§ Written request: Collect every line of the records below that contains the word "JSON".

§ Source data:
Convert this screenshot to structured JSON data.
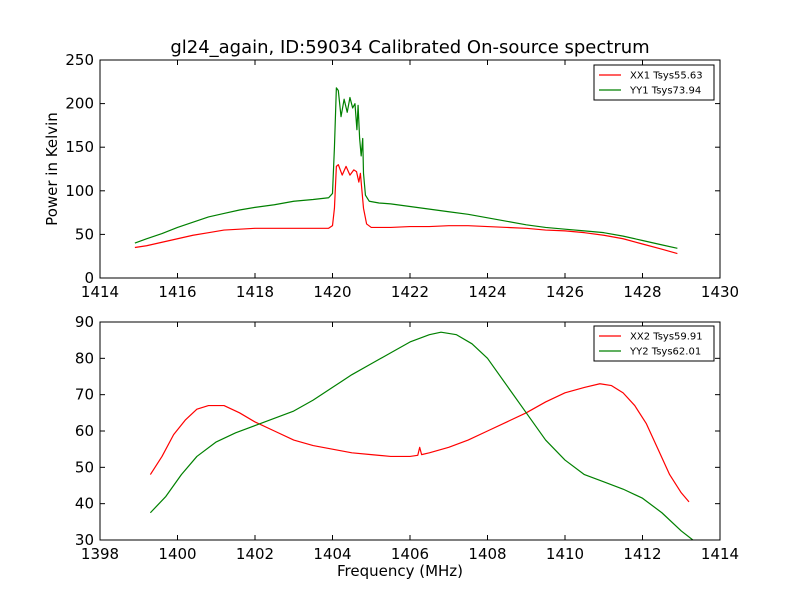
{
  "title": "gl24_again, ID:59034 Calibrated On-source spectrum",
  "colors": {
    "xx": "#ff0000",
    "yy": "#008000"
  },
  "chart_data": [
    {
      "type": "line",
      "ylabel": "Power in Kelvin",
      "xlabel": "",
      "xlim": [
        1414,
        1430
      ],
      "ylim": [
        0,
        250
      ],
      "xticks": [
        1414,
        1416,
        1418,
        1420,
        1422,
        1424,
        1426,
        1428,
        1430
      ],
      "yticks": [
        0,
        50,
        100,
        150,
        200,
        250
      ],
      "legend_position": "top-right",
      "series": [
        {
          "name": "XX1 Tsys55.63",
          "color": "#ff0000",
          "points": [
            [
              1414.9,
              35
            ],
            [
              1415.2,
              37
            ],
            [
              1415.6,
              41
            ],
            [
              1416.0,
              45
            ],
            [
              1416.4,
              49
            ],
            [
              1416.8,
              52
            ],
            [
              1417.2,
              55
            ],
            [
              1417.6,
              56
            ],
            [
              1418.0,
              57
            ],
            [
              1418.5,
              57
            ],
            [
              1419.0,
              57
            ],
            [
              1419.5,
              57
            ],
            [
              1419.9,
              57
            ],
            [
              1420.0,
              60
            ],
            [
              1420.05,
              80
            ],
            [
              1420.1,
              128
            ],
            [
              1420.15,
              130
            ],
            [
              1420.25,
              118
            ],
            [
              1420.35,
              128
            ],
            [
              1420.45,
              118
            ],
            [
              1420.55,
              124
            ],
            [
              1420.62,
              122
            ],
            [
              1420.68,
              110
            ],
            [
              1420.72,
              120
            ],
            [
              1420.76,
              100
            ],
            [
              1420.8,
              80
            ],
            [
              1420.88,
              62
            ],
            [
              1421.0,
              58
            ],
            [
              1421.5,
              58
            ],
            [
              1422.0,
              59
            ],
            [
              1422.5,
              59
            ],
            [
              1423.0,
              60
            ],
            [
              1423.5,
              60
            ],
            [
              1424.0,
              59
            ],
            [
              1424.5,
              58
            ],
            [
              1425.0,
              57
            ],
            [
              1425.5,
              55
            ],
            [
              1426.0,
              54
            ],
            [
              1426.5,
              52
            ],
            [
              1427.0,
              49
            ],
            [
              1427.5,
              45
            ],
            [
              1428.0,
              39
            ],
            [
              1428.5,
              33
            ],
            [
              1428.9,
              28
            ]
          ]
        },
        {
          "name": "YY1 Tsys73.94",
          "color": "#008000",
          "points": [
            [
              1414.9,
              40
            ],
            [
              1415.2,
              45
            ],
            [
              1415.6,
              51
            ],
            [
              1416.0,
              58
            ],
            [
              1416.4,
              64
            ],
            [
              1416.8,
              70
            ],
            [
              1417.2,
              74
            ],
            [
              1417.6,
              78
            ],
            [
              1418.0,
              81
            ],
            [
              1418.5,
              84
            ],
            [
              1419.0,
              88
            ],
            [
              1419.5,
              90
            ],
            [
              1419.9,
              92
            ],
            [
              1420.0,
              97
            ],
            [
              1420.05,
              150
            ],
            [
              1420.1,
              218
            ],
            [
              1420.15,
              215
            ],
            [
              1420.22,
              185
            ],
            [
              1420.3,
              205
            ],
            [
              1420.38,
              190
            ],
            [
              1420.45,
              207
            ],
            [
              1420.52,
              195
            ],
            [
              1420.58,
              200
            ],
            [
              1420.63,
              170
            ],
            [
              1420.66,
              198
            ],
            [
              1420.7,
              160
            ],
            [
              1420.74,
              140
            ],
            [
              1420.78,
              160
            ],
            [
              1420.8,
              120
            ],
            [
              1420.85,
              95
            ],
            [
              1420.95,
              88
            ],
            [
              1421.2,
              86
            ],
            [
              1421.5,
              85
            ],
            [
              1422.0,
              82
            ],
            [
              1422.5,
              79
            ],
            [
              1423.0,
              76
            ],
            [
              1423.5,
              73
            ],
            [
              1424.0,
              69
            ],
            [
              1424.5,
              65
            ],
            [
              1425.0,
              61
            ],
            [
              1425.5,
              58
            ],
            [
              1426.0,
              56
            ],
            [
              1426.5,
              54
            ],
            [
              1427.0,
              52
            ],
            [
              1427.5,
              48
            ],
            [
              1428.0,
              43
            ],
            [
              1428.5,
              38
            ],
            [
              1428.9,
              34
            ]
          ]
        }
      ]
    },
    {
      "type": "line",
      "xlabel": "Frequency (MHz)",
      "ylabel": "",
      "xlim": [
        1398,
        1414
      ],
      "ylim": [
        30,
        90
      ],
      "xticks": [
        1398,
        1400,
        1402,
        1404,
        1406,
        1408,
        1410,
        1412,
        1414
      ],
      "yticks": [
        30,
        40,
        50,
        60,
        70,
        80,
        90
      ],
      "legend_position": "top-right",
      "series": [
        {
          "name": "XX2 Tsys59.91",
          "color": "#ff0000",
          "points": [
            [
              1399.3,
              48
            ],
            [
              1399.6,
              53
            ],
            [
              1399.9,
              59
            ],
            [
              1400.2,
              63
            ],
            [
              1400.5,
              66
            ],
            [
              1400.8,
              67
            ],
            [
              1401.2,
              67
            ],
            [
              1401.6,
              65
            ],
            [
              1402.0,
              62.5
            ],
            [
              1402.5,
              60
            ],
            [
              1403.0,
              57.5
            ],
            [
              1403.5,
              56
            ],
            [
              1404.0,
              55
            ],
            [
              1404.5,
              54
            ],
            [
              1405.0,
              53.5
            ],
            [
              1405.5,
              53
            ],
            [
              1406.0,
              53
            ],
            [
              1406.2,
              53.3
            ],
            [
              1406.25,
              55.5
            ],
            [
              1406.3,
              53.5
            ],
            [
              1406.5,
              54
            ],
            [
              1407.0,
              55.5
            ],
            [
              1407.5,
              57.5
            ],
            [
              1408.0,
              60
            ],
            [
              1408.5,
              62.5
            ],
            [
              1409.0,
              65
            ],
            [
              1409.5,
              68
            ],
            [
              1410.0,
              70.5
            ],
            [
              1410.5,
              72
            ],
            [
              1410.9,
              73
            ],
            [
              1411.2,
              72.5
            ],
            [
              1411.5,
              70.5
            ],
            [
              1411.8,
              67
            ],
            [
              1412.1,
              62
            ],
            [
              1412.4,
              55
            ],
            [
              1412.7,
              48
            ],
            [
              1413.0,
              43
            ],
            [
              1413.2,
              40.5
            ]
          ]
        },
        {
          "name": "YY2 Tsys62.01",
          "color": "#008000",
          "points": [
            [
              1399.3,
              37.5
            ],
            [
              1399.7,
              42
            ],
            [
              1400.1,
              48
            ],
            [
              1400.5,
              53
            ],
            [
              1401.0,
              57
            ],
            [
              1401.5,
              59.5
            ],
            [
              1402.0,
              61.5
            ],
            [
              1402.5,
              63.5
            ],
            [
              1403.0,
              65.5
            ],
            [
              1403.5,
              68.5
            ],
            [
              1404.0,
              72
            ],
            [
              1404.5,
              75.5
            ],
            [
              1405.0,
              78.5
            ],
            [
              1405.5,
              81.5
            ],
            [
              1406.0,
              84.5
            ],
            [
              1406.5,
              86.5
            ],
            [
              1406.8,
              87.2
            ],
            [
              1407.2,
              86.5
            ],
            [
              1407.6,
              84
            ],
            [
              1408.0,
              80
            ],
            [
              1408.5,
              72.5
            ],
            [
              1409.0,
              65
            ],
            [
              1409.5,
              57.5
            ],
            [
              1410.0,
              52
            ],
            [
              1410.5,
              48
            ],
            [
              1411.0,
              46
            ],
            [
              1411.5,
              44
            ],
            [
              1412.0,
              41.5
            ],
            [
              1412.5,
              37.5
            ],
            [
              1413.0,
              32.5
            ],
            [
              1413.3,
              30
            ]
          ]
        }
      ]
    }
  ]
}
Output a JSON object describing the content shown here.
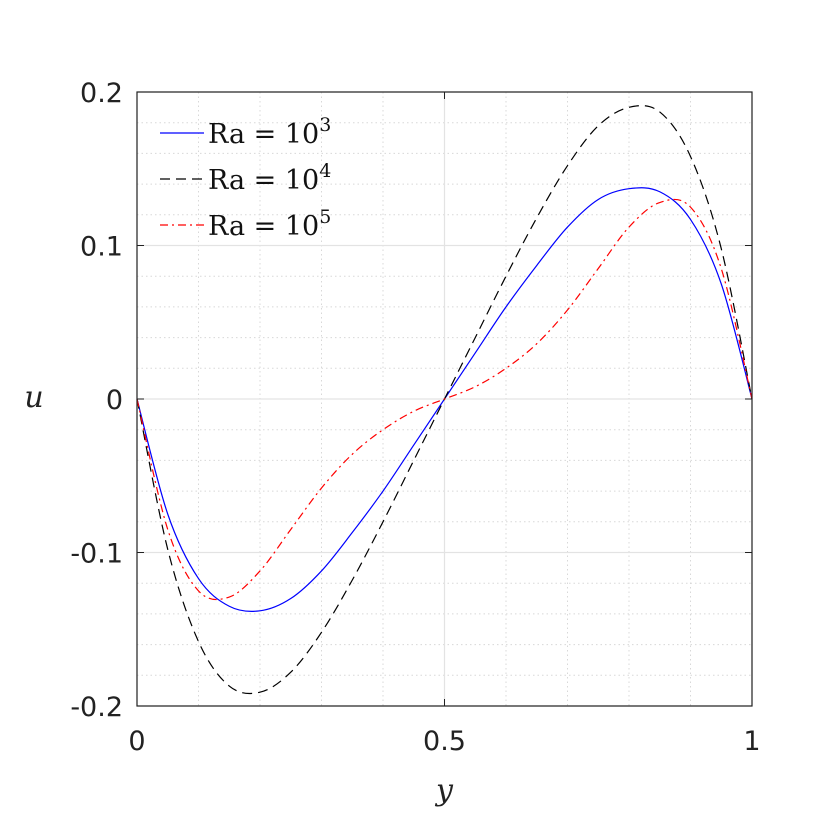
{
  "chart_data": {
    "type": "line",
    "xlabel": "y",
    "ylabel": "u",
    "xlim": [
      0,
      1
    ],
    "ylim": [
      -0.2,
      0.2
    ],
    "xticks": [
      0,
      0.5,
      1
    ],
    "xtick_labels": [
      "0",
      "0.5",
      "1"
    ],
    "yticks": [
      -0.2,
      -0.1,
      0,
      0.1,
      0.2
    ],
    "ytick_labels": [
      "-0.2",
      "-0.1",
      "0",
      "0.1",
      "0.2"
    ],
    "grid": true,
    "minor_grid": true,
    "legend_position": "top-left",
    "x": [
      0,
      0.05,
      0.1,
      0.15,
      0.2,
      0.25,
      0.3,
      0.35,
      0.4,
      0.45,
      0.5,
      0.55,
      0.6,
      0.65,
      0.7,
      0.75,
      0.8,
      0.85,
      0.9,
      0.95,
      1
    ],
    "series": [
      {
        "name_base": "Ra = 10",
        "name_exp": "3",
        "color": "#0000ff",
        "dash": "solid",
        "values": [
          0,
          -0.075,
          -0.117,
          -0.135,
          -0.138,
          -0.13,
          -0.112,
          -0.087,
          -0.06,
          -0.03,
          0,
          0.03,
          0.06,
          0.087,
          0.112,
          0.13,
          0.137,
          0.135,
          0.117,
          0.075,
          0
        ]
      },
      {
        "name_base": "Ra = 10",
        "name_exp": "4",
        "color": "#000000",
        "dash": "dashed",
        "values": [
          0,
          -0.098,
          -0.158,
          -0.187,
          -0.191,
          -0.178,
          -0.152,
          -0.118,
          -0.08,
          -0.04,
          0,
          0.04,
          0.08,
          0.118,
          0.152,
          0.178,
          0.19,
          0.187,
          0.158,
          0.098,
          0
        ]
      },
      {
        "name_base": "Ra = 10",
        "name_exp": "5",
        "color": "#ff0000",
        "dash": "dashdot",
        "values": [
          0,
          -0.085,
          -0.125,
          -0.129,
          -0.112,
          -0.085,
          -0.058,
          -0.036,
          -0.02,
          -0.008,
          0,
          0.008,
          0.02,
          0.036,
          0.058,
          0.085,
          0.112,
          0.128,
          0.125,
          0.085,
          0
        ]
      }
    ]
  }
}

§ The answer:
Convert this screenshot to structured JSON data.
Output a JSON object describing the content shown here.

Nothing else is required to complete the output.